## Start Source data

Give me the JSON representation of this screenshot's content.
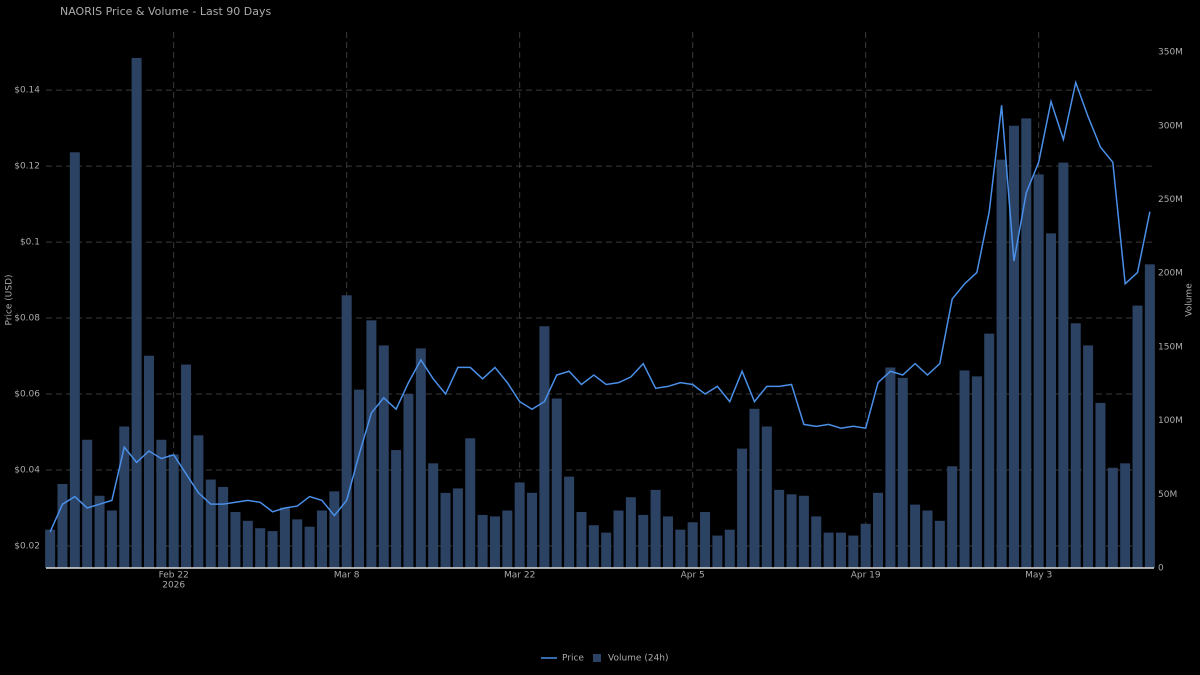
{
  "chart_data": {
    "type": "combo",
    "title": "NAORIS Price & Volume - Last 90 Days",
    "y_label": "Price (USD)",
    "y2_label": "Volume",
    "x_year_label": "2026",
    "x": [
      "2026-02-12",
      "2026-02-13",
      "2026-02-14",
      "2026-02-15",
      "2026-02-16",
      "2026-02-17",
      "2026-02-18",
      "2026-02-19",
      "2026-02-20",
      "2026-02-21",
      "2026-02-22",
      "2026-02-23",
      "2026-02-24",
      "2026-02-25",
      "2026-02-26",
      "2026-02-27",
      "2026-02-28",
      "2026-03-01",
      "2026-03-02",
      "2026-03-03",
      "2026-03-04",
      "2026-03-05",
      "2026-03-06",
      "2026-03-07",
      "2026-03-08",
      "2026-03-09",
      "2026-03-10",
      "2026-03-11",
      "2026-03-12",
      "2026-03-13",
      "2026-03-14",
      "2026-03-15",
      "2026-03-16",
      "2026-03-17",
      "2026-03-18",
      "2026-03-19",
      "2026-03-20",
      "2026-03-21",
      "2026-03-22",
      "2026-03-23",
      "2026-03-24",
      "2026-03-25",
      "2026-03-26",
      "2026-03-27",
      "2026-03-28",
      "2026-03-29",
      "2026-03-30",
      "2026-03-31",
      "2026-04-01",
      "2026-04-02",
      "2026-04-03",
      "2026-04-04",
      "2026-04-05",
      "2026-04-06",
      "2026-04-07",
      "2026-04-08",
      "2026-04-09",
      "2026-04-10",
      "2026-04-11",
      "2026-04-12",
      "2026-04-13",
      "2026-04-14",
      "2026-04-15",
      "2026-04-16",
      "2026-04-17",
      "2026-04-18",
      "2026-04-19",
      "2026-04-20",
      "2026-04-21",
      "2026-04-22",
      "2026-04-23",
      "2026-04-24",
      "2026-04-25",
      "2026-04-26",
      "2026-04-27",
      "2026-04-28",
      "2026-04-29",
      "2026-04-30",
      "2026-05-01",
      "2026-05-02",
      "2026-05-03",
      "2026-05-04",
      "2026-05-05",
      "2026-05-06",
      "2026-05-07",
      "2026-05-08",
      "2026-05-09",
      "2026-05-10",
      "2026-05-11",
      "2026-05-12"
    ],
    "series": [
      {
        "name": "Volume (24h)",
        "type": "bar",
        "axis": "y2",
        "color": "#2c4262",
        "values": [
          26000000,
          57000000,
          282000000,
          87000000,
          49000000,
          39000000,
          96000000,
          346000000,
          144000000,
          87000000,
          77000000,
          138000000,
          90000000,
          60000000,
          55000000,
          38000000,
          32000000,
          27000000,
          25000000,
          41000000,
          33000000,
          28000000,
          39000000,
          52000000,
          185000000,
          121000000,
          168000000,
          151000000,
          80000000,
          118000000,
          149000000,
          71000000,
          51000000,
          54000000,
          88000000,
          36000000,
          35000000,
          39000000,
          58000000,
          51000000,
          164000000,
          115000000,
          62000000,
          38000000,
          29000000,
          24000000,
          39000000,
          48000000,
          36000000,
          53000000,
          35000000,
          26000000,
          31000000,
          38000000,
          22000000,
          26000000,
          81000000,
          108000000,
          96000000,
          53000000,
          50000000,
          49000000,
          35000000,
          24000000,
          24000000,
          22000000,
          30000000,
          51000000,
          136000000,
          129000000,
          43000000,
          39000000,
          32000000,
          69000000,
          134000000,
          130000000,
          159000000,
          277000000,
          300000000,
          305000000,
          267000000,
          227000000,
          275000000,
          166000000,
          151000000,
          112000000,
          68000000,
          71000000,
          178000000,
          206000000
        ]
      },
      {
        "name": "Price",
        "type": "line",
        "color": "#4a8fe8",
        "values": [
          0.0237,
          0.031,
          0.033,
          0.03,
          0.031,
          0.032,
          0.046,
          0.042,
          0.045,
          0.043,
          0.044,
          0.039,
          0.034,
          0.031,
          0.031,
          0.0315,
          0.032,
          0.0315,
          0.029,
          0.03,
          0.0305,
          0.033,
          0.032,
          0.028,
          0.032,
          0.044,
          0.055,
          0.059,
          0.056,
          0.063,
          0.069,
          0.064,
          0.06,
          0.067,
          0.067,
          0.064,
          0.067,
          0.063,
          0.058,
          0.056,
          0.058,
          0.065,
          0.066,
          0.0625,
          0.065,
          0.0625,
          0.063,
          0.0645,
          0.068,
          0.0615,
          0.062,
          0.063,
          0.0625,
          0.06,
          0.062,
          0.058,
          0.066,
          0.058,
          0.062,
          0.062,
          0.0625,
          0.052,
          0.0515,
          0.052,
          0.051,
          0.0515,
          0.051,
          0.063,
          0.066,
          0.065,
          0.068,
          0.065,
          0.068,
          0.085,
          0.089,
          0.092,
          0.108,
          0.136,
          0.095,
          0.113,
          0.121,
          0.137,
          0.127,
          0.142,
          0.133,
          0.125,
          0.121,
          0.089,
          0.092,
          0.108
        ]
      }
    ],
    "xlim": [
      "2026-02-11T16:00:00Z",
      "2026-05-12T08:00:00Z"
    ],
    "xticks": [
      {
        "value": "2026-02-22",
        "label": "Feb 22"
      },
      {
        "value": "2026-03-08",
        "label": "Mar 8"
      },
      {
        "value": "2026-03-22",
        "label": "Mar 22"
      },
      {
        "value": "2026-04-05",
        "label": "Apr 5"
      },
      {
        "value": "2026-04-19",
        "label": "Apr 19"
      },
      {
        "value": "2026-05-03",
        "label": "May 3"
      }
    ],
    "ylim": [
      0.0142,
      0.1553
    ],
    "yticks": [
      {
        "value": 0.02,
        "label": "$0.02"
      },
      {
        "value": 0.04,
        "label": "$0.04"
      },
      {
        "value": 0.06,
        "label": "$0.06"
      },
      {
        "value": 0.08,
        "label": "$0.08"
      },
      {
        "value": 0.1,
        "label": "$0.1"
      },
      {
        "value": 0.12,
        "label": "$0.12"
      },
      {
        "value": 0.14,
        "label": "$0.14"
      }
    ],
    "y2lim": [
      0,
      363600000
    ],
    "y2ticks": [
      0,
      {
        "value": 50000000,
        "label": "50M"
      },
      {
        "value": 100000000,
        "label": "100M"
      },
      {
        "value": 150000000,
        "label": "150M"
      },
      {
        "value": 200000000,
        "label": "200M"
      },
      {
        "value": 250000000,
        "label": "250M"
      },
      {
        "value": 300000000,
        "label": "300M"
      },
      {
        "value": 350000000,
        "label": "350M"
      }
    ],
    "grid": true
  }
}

## End Source data
## Start Source data

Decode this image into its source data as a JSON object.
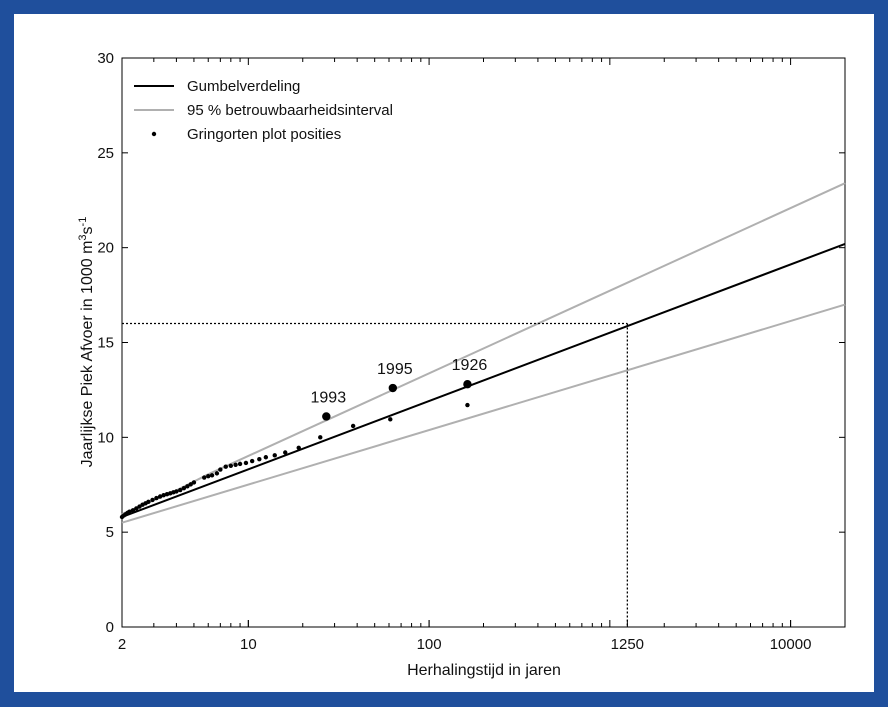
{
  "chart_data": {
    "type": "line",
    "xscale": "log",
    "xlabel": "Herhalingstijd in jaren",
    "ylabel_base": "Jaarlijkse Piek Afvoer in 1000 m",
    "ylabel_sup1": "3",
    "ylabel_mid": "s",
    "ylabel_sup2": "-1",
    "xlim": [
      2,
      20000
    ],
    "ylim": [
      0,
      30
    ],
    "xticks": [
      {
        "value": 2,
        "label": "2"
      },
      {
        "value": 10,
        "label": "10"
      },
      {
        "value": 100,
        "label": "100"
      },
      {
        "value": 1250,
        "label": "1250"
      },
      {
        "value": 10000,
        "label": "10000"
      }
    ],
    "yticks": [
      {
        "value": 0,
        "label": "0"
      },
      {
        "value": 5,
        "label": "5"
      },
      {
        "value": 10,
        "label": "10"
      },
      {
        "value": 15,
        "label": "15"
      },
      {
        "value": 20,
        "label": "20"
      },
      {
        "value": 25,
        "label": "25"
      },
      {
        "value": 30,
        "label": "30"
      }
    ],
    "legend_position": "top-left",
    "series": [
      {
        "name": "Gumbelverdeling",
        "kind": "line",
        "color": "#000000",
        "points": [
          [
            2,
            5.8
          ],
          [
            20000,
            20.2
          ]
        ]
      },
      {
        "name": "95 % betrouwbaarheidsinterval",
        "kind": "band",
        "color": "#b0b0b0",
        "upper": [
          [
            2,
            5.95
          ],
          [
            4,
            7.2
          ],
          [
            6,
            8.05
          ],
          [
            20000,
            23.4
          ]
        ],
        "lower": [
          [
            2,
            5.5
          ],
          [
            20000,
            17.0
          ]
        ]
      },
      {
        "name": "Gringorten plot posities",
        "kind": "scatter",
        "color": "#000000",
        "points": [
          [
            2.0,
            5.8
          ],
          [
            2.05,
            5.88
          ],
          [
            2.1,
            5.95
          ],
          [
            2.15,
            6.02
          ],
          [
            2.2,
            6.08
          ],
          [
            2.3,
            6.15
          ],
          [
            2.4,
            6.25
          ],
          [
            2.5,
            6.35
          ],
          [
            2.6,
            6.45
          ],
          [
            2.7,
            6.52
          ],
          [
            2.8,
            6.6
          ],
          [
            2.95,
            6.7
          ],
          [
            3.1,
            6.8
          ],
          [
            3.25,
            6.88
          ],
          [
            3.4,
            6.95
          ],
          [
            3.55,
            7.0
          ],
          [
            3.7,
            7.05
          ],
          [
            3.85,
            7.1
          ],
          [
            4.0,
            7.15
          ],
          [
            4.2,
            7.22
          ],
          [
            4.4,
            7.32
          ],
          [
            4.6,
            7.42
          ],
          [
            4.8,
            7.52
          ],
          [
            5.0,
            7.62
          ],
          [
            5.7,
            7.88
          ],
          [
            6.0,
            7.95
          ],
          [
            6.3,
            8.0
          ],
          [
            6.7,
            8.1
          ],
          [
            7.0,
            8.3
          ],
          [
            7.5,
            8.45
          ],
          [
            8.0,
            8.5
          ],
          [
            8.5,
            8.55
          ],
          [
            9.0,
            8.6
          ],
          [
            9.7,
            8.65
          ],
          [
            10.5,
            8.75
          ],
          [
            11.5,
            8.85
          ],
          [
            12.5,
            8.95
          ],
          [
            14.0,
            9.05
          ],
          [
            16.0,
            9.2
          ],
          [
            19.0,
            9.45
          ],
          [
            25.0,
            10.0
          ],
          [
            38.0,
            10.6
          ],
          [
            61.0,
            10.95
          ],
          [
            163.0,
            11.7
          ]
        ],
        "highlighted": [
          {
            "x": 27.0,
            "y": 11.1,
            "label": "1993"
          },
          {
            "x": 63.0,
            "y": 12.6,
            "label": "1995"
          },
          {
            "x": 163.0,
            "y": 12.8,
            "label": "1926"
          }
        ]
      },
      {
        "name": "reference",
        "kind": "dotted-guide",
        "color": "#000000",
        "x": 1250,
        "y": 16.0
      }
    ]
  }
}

## End Source data

Exercise brief
Pick out all lines containing the string "name".

Exercise output
        "name": "Volume (24h)",
        "name": "Price",
        "name": "Gumbelverdeling",
        "name": "95 % betrouwbaarheidsinterval",
        "name": "Gringorten plot posities",
        "name": "reference",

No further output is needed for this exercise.